Problem to solve: Rewrite the records as a JSON list of strings with one string per line and no blank lines, starting at the line that contains "size-chart bbox=[57, 537, 656, 747]" and ending at the line that contains "header-length: Length bbox=[302, 591, 382, 642]". Include both of those lines.

Page element annotations:
-------------------------

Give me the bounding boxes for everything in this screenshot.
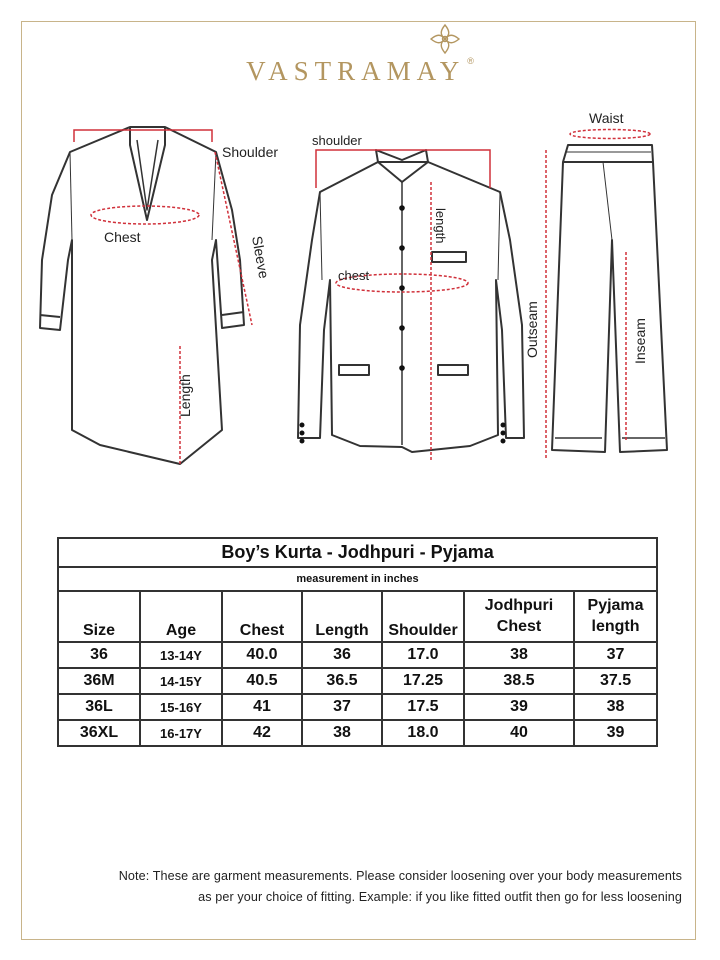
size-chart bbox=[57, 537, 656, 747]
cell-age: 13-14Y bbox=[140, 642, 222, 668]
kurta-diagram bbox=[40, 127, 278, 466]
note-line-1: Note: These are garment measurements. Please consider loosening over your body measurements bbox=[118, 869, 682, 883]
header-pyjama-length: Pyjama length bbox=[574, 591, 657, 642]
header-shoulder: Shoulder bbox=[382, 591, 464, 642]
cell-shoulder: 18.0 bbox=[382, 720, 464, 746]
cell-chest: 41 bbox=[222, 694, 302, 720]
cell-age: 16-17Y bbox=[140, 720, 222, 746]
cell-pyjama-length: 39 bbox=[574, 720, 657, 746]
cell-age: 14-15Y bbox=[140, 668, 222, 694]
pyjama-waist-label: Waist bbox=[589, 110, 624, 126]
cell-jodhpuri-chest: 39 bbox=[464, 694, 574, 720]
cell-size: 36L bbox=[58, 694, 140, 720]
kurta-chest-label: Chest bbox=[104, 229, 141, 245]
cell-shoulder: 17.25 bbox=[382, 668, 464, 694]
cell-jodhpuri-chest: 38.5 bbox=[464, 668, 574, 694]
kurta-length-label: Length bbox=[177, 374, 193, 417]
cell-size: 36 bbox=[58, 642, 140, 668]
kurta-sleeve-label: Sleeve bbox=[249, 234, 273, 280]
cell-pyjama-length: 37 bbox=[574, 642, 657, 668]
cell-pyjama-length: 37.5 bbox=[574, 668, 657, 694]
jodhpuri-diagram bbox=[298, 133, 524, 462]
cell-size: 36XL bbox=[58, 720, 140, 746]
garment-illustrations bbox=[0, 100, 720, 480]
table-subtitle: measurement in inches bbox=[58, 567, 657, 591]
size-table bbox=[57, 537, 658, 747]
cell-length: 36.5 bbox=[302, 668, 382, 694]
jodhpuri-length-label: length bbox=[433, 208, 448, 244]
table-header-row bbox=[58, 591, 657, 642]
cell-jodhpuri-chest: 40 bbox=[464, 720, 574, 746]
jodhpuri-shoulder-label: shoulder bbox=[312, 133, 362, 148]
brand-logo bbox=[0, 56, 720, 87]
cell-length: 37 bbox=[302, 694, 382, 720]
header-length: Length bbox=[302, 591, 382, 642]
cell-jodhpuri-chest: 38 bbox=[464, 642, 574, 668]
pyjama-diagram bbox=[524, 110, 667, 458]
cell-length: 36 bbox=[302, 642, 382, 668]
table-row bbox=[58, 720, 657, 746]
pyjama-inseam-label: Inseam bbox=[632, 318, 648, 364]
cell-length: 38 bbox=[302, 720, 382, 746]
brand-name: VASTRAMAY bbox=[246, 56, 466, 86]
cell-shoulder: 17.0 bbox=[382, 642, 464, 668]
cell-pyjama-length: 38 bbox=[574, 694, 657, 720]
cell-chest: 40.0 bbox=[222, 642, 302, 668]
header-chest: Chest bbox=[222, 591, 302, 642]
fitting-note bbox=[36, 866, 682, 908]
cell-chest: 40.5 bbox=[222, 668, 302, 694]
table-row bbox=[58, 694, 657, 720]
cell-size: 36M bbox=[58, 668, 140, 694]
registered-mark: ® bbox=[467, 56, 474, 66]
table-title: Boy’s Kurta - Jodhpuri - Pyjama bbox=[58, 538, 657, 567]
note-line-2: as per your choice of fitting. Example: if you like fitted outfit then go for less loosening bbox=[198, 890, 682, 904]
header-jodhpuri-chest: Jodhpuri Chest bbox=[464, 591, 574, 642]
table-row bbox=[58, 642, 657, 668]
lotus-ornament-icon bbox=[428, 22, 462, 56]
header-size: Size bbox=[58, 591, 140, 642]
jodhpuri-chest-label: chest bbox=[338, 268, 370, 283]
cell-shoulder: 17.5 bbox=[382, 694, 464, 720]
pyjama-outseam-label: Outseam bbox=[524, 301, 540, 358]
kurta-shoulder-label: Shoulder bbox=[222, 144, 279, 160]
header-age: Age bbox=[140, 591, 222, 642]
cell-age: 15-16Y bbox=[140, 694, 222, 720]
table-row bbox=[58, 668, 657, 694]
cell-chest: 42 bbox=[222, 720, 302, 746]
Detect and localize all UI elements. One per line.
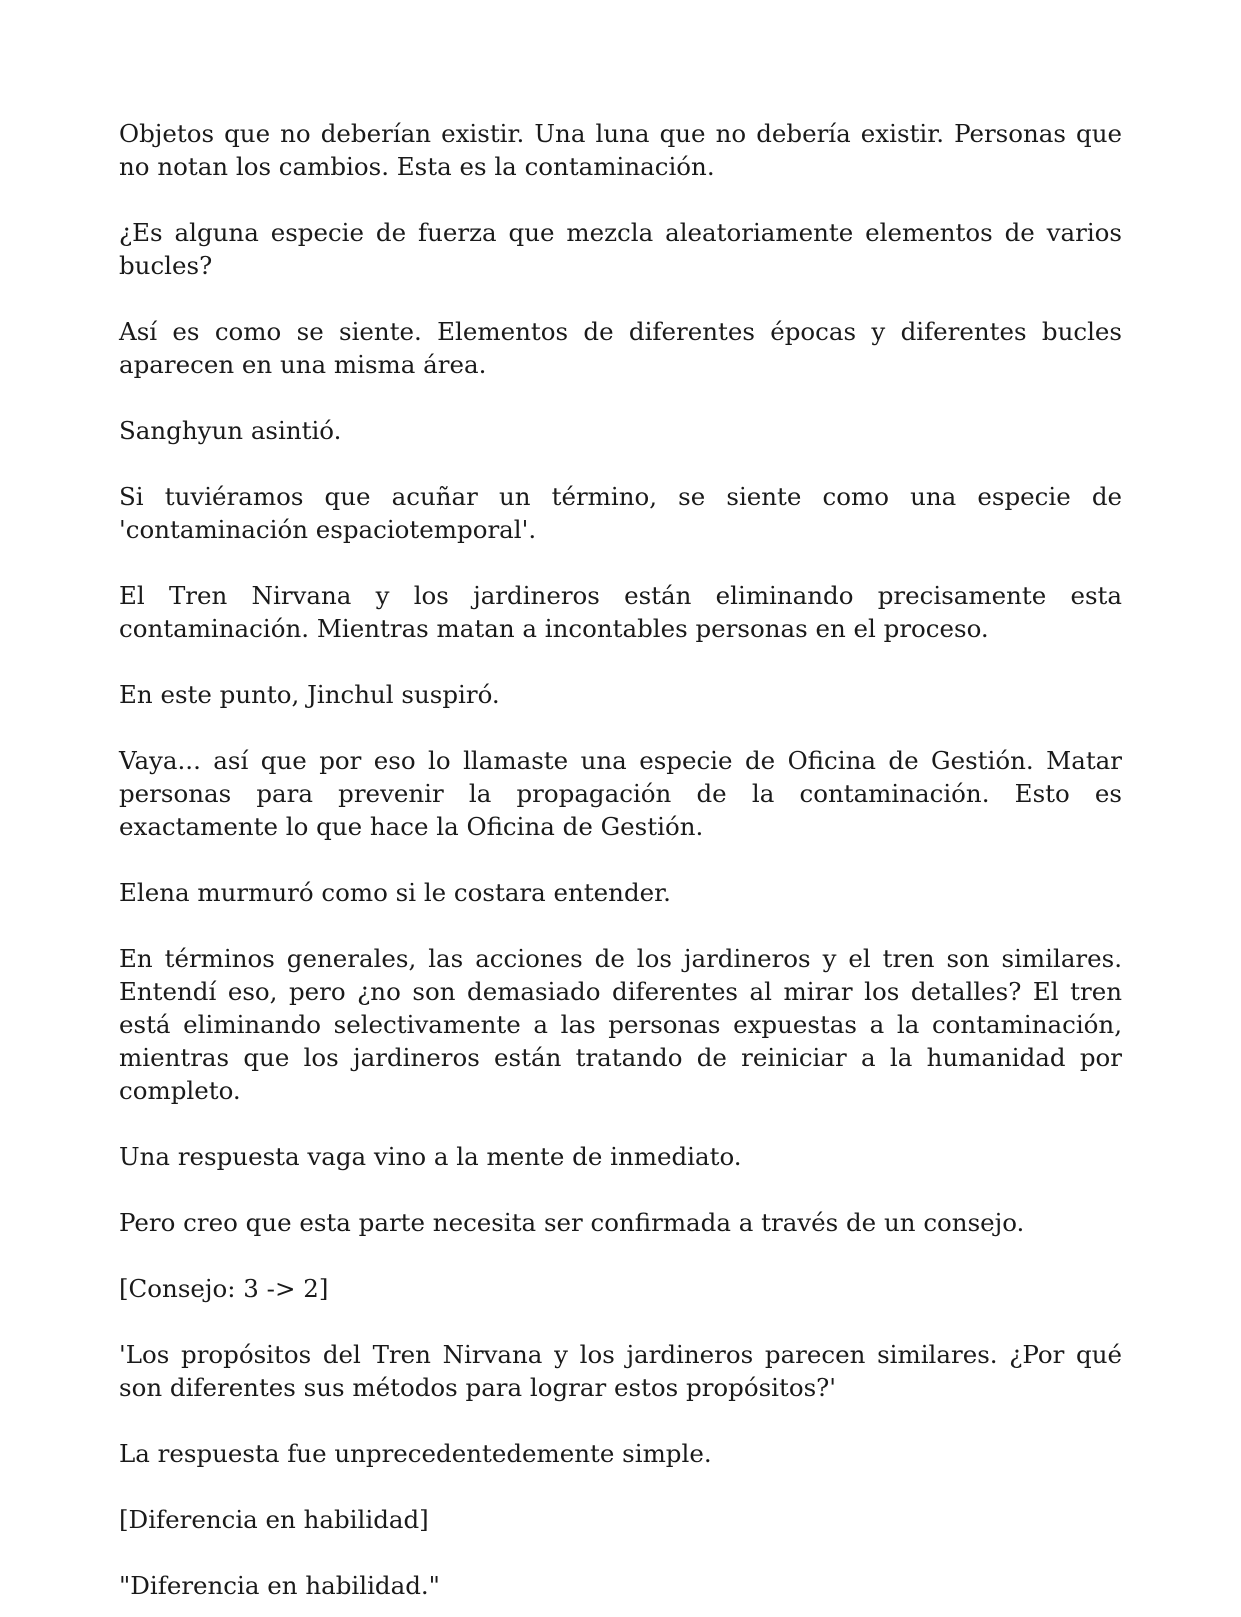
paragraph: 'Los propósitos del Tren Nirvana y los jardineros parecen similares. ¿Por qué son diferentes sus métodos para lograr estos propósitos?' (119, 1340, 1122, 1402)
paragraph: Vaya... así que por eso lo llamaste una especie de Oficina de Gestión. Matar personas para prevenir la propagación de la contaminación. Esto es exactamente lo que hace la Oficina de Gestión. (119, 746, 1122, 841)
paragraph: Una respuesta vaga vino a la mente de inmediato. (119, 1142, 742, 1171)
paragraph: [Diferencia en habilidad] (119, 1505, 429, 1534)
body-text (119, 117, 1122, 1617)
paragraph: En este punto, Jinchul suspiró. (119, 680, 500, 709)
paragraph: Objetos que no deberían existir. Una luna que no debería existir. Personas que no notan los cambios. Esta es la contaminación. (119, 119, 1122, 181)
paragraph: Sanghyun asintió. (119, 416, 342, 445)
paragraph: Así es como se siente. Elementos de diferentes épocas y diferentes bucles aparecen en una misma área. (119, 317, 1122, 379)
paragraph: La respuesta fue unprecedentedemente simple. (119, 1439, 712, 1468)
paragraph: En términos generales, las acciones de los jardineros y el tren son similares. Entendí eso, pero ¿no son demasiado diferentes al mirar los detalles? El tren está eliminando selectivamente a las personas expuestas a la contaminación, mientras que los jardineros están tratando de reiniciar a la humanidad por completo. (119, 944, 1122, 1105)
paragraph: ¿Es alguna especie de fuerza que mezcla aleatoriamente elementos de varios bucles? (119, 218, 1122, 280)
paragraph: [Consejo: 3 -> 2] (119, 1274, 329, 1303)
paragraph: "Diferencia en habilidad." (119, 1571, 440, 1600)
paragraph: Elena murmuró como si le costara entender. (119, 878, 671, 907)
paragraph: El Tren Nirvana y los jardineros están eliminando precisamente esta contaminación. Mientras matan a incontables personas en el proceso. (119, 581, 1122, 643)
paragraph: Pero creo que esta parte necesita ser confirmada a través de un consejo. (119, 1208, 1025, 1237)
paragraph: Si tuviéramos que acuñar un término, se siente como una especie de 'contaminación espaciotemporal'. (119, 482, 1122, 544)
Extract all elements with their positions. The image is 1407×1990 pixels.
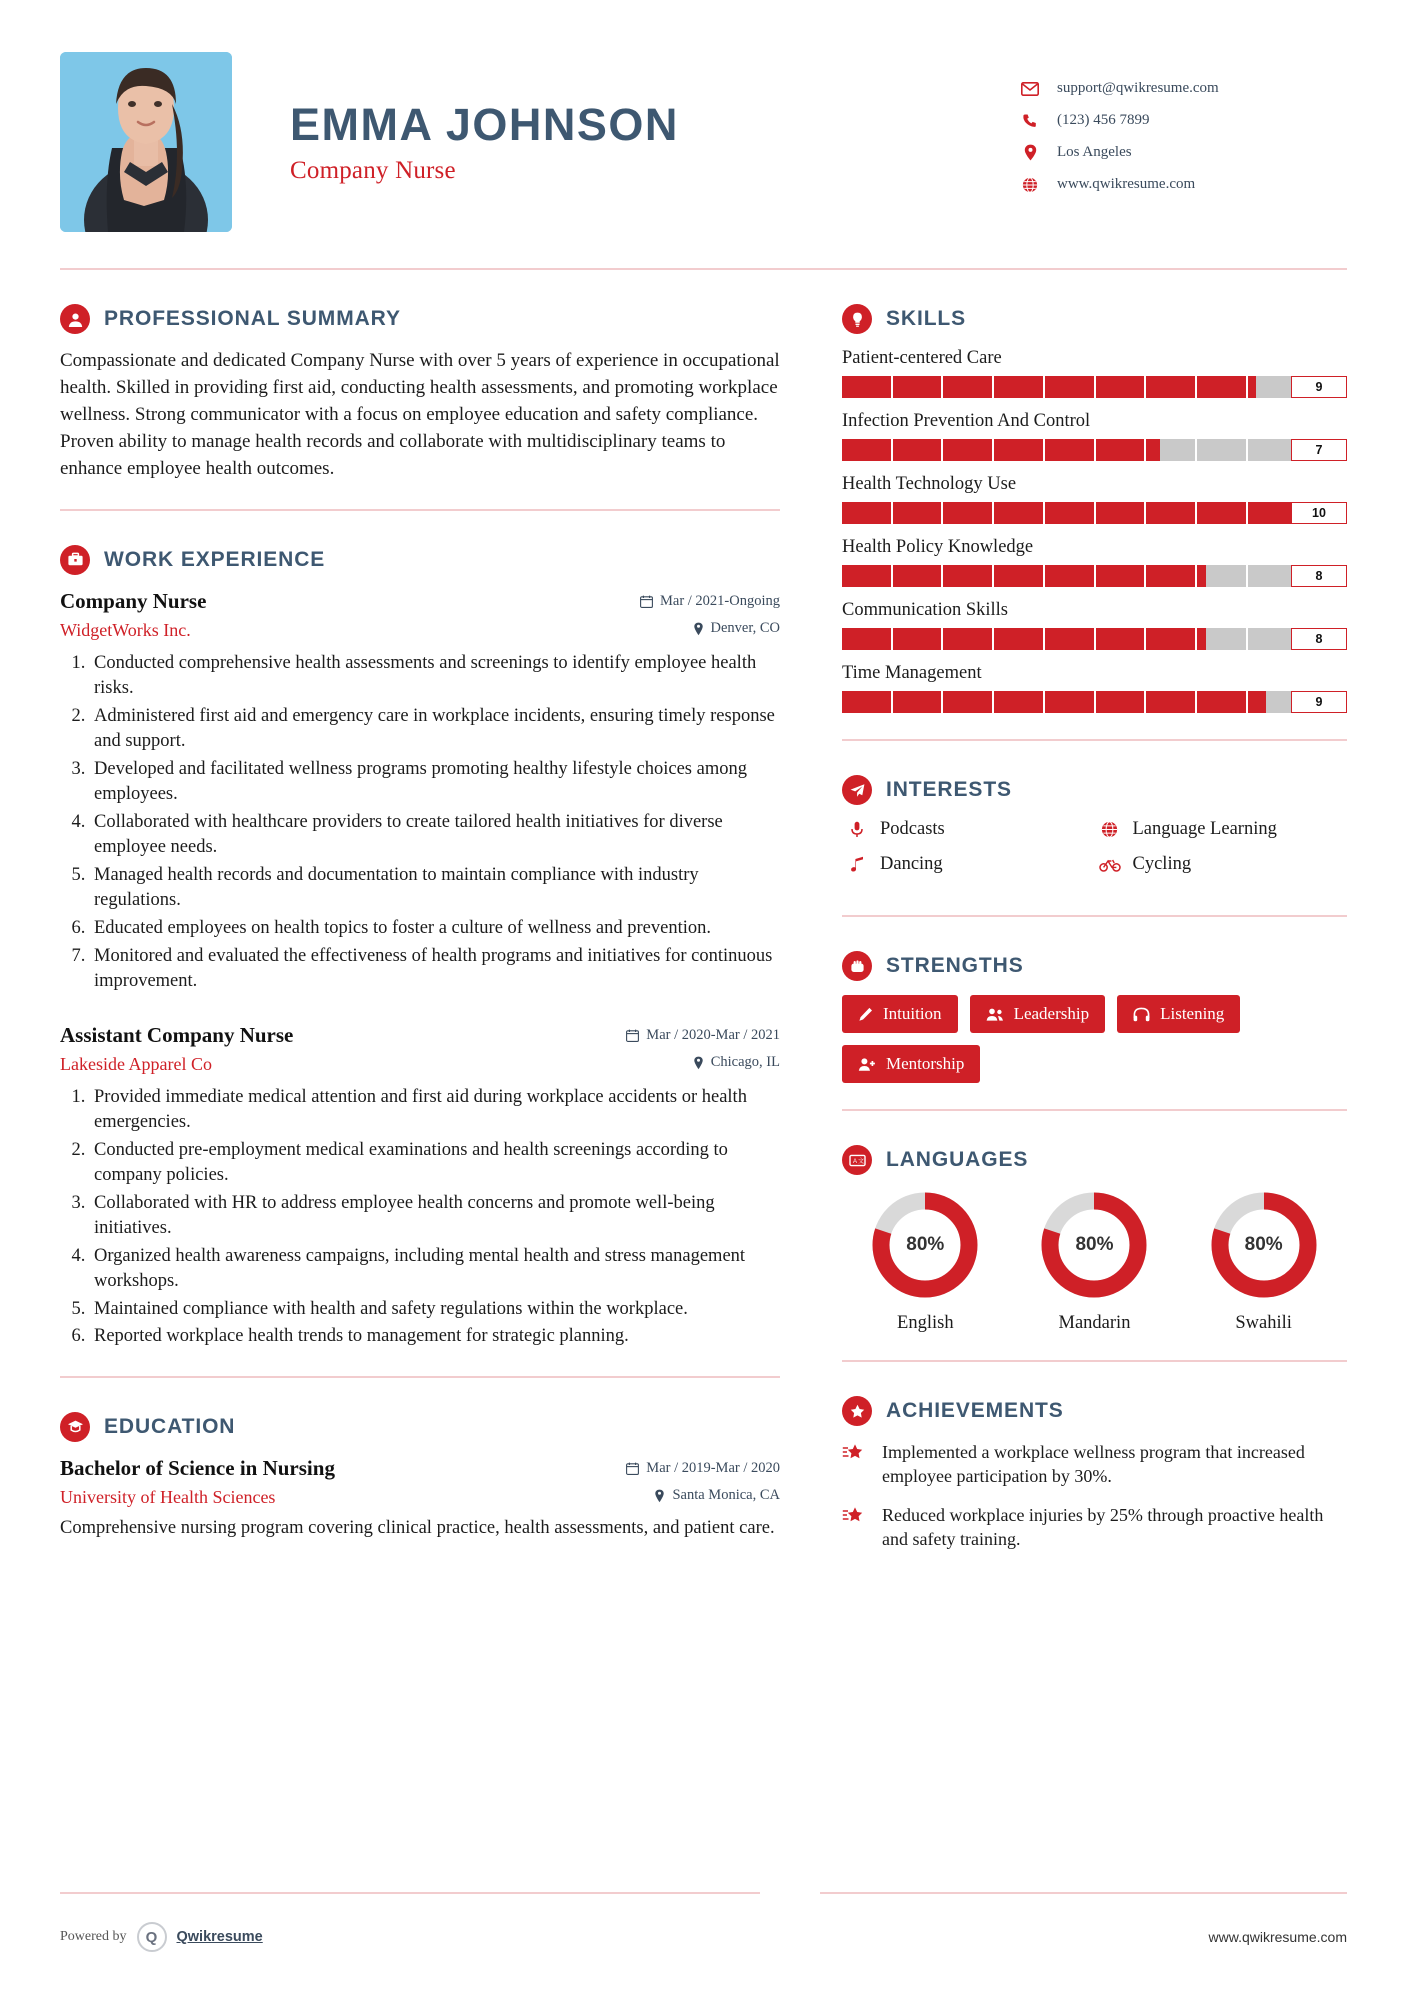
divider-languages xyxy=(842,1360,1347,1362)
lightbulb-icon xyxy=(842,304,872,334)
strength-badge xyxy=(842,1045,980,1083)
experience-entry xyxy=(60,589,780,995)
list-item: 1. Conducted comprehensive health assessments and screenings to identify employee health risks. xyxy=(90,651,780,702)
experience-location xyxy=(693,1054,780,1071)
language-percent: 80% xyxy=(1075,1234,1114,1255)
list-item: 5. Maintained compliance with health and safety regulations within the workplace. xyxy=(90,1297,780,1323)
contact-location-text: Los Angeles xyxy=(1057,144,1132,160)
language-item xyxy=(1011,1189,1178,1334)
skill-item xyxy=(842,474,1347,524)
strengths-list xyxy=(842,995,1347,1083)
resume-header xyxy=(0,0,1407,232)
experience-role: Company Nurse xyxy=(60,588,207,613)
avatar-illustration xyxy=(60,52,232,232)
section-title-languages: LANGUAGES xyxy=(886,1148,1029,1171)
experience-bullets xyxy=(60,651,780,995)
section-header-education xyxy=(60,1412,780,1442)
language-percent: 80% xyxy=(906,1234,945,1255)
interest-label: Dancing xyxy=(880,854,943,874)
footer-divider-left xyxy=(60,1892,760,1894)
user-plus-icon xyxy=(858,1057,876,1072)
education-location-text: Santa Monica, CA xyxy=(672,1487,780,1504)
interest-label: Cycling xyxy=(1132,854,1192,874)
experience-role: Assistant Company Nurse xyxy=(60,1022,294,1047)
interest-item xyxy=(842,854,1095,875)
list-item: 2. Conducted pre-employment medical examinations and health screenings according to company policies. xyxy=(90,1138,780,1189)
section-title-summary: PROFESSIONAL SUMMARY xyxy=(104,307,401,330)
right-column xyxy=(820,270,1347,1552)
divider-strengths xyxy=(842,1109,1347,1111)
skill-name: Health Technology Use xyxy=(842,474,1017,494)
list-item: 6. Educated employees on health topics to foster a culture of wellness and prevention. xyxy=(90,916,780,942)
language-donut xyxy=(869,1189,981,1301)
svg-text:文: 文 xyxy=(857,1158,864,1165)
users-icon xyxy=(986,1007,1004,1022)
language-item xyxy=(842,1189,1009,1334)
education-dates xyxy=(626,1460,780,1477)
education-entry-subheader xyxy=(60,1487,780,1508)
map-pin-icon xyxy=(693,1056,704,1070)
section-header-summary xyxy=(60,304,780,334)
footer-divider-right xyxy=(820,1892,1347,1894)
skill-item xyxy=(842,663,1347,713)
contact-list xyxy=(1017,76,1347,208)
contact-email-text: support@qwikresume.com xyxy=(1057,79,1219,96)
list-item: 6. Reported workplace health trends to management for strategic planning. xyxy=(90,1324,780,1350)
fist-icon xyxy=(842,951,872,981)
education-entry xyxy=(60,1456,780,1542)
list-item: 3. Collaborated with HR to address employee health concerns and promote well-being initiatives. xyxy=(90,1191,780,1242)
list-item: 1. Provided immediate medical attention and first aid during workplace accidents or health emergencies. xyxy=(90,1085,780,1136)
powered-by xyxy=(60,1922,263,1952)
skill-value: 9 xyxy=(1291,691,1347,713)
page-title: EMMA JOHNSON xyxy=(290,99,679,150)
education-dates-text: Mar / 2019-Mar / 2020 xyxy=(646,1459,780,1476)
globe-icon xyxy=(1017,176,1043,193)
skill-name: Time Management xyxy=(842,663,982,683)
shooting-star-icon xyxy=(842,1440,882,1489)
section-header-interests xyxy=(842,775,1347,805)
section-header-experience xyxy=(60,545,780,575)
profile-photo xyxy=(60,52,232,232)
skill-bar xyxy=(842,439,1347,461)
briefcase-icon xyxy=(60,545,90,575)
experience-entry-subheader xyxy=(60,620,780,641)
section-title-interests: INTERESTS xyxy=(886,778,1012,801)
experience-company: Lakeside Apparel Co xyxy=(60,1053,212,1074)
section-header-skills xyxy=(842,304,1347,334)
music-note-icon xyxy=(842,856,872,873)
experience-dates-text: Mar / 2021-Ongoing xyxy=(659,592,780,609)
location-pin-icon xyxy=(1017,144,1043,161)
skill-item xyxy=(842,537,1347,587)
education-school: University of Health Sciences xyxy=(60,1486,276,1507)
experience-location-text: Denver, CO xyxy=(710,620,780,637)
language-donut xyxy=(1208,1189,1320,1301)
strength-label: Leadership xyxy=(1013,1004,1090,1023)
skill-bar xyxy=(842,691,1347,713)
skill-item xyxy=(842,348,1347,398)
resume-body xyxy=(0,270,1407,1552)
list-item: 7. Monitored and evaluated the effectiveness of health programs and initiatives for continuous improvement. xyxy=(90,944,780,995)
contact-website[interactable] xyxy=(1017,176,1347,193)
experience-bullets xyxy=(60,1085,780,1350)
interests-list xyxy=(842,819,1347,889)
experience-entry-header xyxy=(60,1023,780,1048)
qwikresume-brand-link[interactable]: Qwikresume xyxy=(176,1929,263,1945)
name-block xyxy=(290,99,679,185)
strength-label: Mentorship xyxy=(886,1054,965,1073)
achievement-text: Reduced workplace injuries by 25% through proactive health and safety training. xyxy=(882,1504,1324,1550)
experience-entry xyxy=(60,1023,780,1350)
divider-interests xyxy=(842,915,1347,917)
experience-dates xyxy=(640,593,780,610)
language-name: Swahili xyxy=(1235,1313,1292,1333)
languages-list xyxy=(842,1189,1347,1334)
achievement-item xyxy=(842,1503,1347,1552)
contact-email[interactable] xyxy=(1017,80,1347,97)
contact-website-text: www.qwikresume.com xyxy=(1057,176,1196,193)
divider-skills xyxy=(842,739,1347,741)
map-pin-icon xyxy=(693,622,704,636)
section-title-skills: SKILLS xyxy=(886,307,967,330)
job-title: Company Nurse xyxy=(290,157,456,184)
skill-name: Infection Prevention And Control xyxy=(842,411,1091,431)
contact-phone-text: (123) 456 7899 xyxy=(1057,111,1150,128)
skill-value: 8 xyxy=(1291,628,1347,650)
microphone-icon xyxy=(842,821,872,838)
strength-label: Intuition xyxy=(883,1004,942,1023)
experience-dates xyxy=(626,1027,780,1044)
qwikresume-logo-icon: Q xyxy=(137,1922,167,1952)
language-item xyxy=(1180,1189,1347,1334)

-------------------------

Output of the exercise:
[
  "size-chart bbox=[57, 537, 656, 747]",
  "cell-age: 13-14Y bbox=[140, 642, 222, 668]",
  "kurta-diagram bbox=[40, 127, 278, 466]",
  "note-line-1: Note: These are garment measurements. Please consider loosening over your body measurements bbox=[118, 869, 682, 883]",
  "header-pyjama-length: Pyjama length bbox=[574, 591, 657, 642]",
  "header-shoulder: Shoulder bbox=[382, 591, 464, 642]",
  "cell-shoulder: 18.0 bbox=[382, 720, 464, 746]",
  "cell-chest: 41 bbox=[222, 694, 302, 720]",
  "cell-age: 16-17Y bbox=[140, 720, 222, 746]",
  "cell-pyjama-length: 39 bbox=[574, 720, 657, 746]",
  "cell-age: 14-15Y bbox=[140, 668, 222, 694]",
  "pyjama-waist-label: Waist bbox=[589, 110, 624, 126]",
  "cell-jodhpuri-chest: 39 bbox=[464, 694, 574, 720]",
  "cell-size: 36L bbox=[58, 694, 140, 720]",
  "kurta-chest-label: Chest bbox=[104, 229, 141, 245]",
  "cell-shoulder: 17.25 bbox=[382, 668, 464, 694]",
  "cell-jodhpuri-chest: 38.5 bbox=[464, 668, 574, 694]",
  "kurta-length-label: Length bbox=[177, 374, 193, 417]",
  "cell-size: 36 bbox=[58, 642, 140, 668]",
  "kurta-sleeve-label: Sleeve bbox=[249, 234, 273, 280]",
  "cell-pyjama-length: 37 bbox=[574, 642, 657, 668]",
  "cell-pyjama-length: 37.5 bbox=[574, 668, 657, 694]",
  "jodhpuri-diagram bbox=[298, 133, 524, 462]",
  "cell-size: 36XL bbox=[58, 720, 140, 746]",
  "garment-illustrations bbox=[0, 100, 720, 480]",
  "table-subtitle: measurement in inches bbox=[58, 567, 657, 591]",
  "size-table bbox=[57, 537, 658, 747]",
  "cell-length: 36.5 bbox=[302, 668, 382, 694]",
  "jodhpuri-length-label: length bbox=[433, 208, 448, 244]",
  "table-header-row bbox=[58, 591, 657, 642]",
  "cell-jodhpuri-chest: 40 bbox=[464, 720, 574, 746]",
  "jodhpuri-shoulder-label: shoulder bbox=[312, 133, 362, 148]",
  "brand-logo bbox=[0, 56, 720, 87]",
  "cell-length: 37 bbox=[302, 694, 382, 720]",
  "header-length: Length bbox=[302, 591, 382, 642]"
]